Each entry must be reproduced precisely as it stands.

··· Listed records ···

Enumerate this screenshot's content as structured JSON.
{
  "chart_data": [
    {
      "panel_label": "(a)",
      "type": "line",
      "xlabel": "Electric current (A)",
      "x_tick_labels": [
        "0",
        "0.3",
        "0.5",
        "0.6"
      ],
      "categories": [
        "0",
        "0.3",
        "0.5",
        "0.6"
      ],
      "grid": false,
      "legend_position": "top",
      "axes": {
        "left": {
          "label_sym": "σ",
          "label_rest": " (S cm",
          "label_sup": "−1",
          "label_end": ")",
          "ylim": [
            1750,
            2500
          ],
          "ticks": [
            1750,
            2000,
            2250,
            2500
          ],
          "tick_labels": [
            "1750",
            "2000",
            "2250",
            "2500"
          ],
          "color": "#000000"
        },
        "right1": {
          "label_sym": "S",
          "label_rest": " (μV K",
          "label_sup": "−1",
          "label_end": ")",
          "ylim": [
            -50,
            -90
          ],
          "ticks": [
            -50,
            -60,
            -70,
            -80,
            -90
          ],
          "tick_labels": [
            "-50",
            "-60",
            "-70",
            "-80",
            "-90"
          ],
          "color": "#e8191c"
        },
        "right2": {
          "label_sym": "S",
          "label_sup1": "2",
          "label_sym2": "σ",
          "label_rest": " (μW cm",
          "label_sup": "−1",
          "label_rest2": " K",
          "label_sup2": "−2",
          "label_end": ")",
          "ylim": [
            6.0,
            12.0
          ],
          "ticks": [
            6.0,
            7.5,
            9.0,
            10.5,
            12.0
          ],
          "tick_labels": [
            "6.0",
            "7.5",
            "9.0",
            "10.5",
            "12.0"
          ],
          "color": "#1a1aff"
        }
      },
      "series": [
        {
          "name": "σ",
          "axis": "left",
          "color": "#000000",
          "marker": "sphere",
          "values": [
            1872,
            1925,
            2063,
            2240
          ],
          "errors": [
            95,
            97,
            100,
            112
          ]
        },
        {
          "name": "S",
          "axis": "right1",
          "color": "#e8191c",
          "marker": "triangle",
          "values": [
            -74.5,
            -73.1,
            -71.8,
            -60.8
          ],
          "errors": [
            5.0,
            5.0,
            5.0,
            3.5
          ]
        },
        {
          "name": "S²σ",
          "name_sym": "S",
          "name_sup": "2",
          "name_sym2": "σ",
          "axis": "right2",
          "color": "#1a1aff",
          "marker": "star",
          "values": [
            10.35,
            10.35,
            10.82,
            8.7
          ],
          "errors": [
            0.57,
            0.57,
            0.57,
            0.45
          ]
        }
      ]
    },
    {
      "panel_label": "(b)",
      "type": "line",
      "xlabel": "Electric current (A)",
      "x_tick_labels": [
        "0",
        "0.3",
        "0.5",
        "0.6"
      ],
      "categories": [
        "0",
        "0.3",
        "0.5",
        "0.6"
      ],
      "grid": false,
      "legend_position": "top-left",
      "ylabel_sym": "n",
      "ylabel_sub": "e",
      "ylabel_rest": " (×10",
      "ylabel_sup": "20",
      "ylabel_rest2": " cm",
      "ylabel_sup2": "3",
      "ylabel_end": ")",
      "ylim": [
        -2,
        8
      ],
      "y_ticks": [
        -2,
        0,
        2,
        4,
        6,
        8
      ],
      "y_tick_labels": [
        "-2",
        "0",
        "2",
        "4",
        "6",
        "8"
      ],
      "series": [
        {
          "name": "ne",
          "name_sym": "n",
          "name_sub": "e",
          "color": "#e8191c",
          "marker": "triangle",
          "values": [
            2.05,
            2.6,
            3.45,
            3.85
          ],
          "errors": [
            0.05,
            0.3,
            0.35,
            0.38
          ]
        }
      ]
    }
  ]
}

···

#### Reply:
Enumerate this screenshot's content as structured JSON.
{
  "chart_data": [
    {
      "panel_label": "(a)",
      "type": "line",
      "xlabel": "Electric current (A)",
      "x_tick_labels": [
        "0",
        "0.3",
        "0.5",
        "0.6"
      ],
      "categories": [
        "0",
        "0.3",
        "0.5",
        "0.6"
      ],
      "grid": false,
      "legend_position": "top",
      "axes": {
        "left": {
          "label_sym": "σ",
          "label_rest": " (S cm",
          "label_sup": "−1",
          "label_end": ")",
          "ylim": [
            1750,
            2500
          ],
          "ticks": [
            1750,
            2000,
            2250,
            2500
          ],
          "tick_labels": [
            "1750",
            "2000",
            "2250",
            "2500"
          ],
          "color": "#000000"
        },
        "right1": {
          "label_sym": "S",
          "label_rest": " (μV K",
          "label_sup": "−1",
          "label_end": ")",
          "ylim": [
            -50,
            -90
          ],
          "ticks": [
            -50,
            -60,
            -70,
            -80,
            -90
          ],
          "tick_labels": [
            "-50",
            "-60",
            "-70",
            "-80",
            "-90"
          ],
          "color": "#e8191c"
        },
        "right2": {
          "label_sym": "S",
          "label_sup1": "2",
          "label_sym2": "σ",
          "label_rest": " (μW cm",
          "label_sup": "−1",
          "label_rest2": " K",
          "label_sup2": "−2",
          "label_end": ")",
          "ylim": [
            6.0,
            12.0
          ],
          "ticks": [
            6.0,
            7.5,
            9.0,
            10.5,
            12.0
          ],
          "tick_labels": [
            "6.0",
            "7.5",
            "9.0",
            "10.5",
            "12.0"
          ],
          "color": "#1a1aff"
        }
      },
      "series": [
        {
          "name": "σ",
          "axis": "left",
          "color": "#000000",
          "marker": "sphere",
          "values": [
            1872,
            1925,
            2063,
            2240
          ],
          "errors": [
            95,
            97,
            100,
            112
          ]
        },
        {
          "name": "S",
          "axis": "right1",
          "color": "#e8191c",
          "marker": "triangle",
          "values": [
            -74.5,
            -73.1,
            -71.8,
            -60.8
          ],
          "errors": [
            5.0,
            5.0,
            5.0,
            3.5
          ]
        },
        {
          "name": "S²σ",
          "name_sym": "S",
          "name_sup": "2",
          "name_sym2": "σ",
          "axis": "right2",
          "color": "#1a1aff",
          "marker": "star",
          "values": [
            10.35,
            10.35,
            10.82,
            8.7
          ],
          "errors": [
            0.57,
            0.57,
            0.57,
            0.45
          ]
        }
      ]
    },
    {
      "panel_label": "(b)",
      "type": "line",
      "xlabel": "Electric current (A)",
      "x_tick_labels": [
        "0",
        "0.3",
        "0.5",
        "0.6"
      ],
      "categories": [
        "0",
        "0.3",
        "0.5",
        "0.6"
      ],
      "grid": false,
      "legend_position": "top-left",
      "ylabel_sym": "n",
      "ylabel_sub": "e",
      "ylabel_rest": " (×10",
      "ylabel_sup": "20",
      "ylabel_rest2": " cm",
      "ylabel_sup2": "3",
      "ylabel_end": ")",
      "ylim": [
        -2,
        8
      ],
      "y_ticks": [
        -2,
        0,
        2,
        4,
        6,
        8
      ],
      "y_tick_labels": [
        "-2",
        "0",
        "2",
        "4",
        "6",
        "8"
      ],
      "series": [
        {
          "name": "ne",
          "name_sym": "n",
          "name_sub": "e",
          "color": "#e8191c",
          "marker": "triangle",
          "values": [
            2.05,
            2.6,
            3.45,
            3.85
          ],
          "errors": [
            0.05,
            0.3,
            0.35,
            0.38
          ]
        }
      ]
    }
  ]
}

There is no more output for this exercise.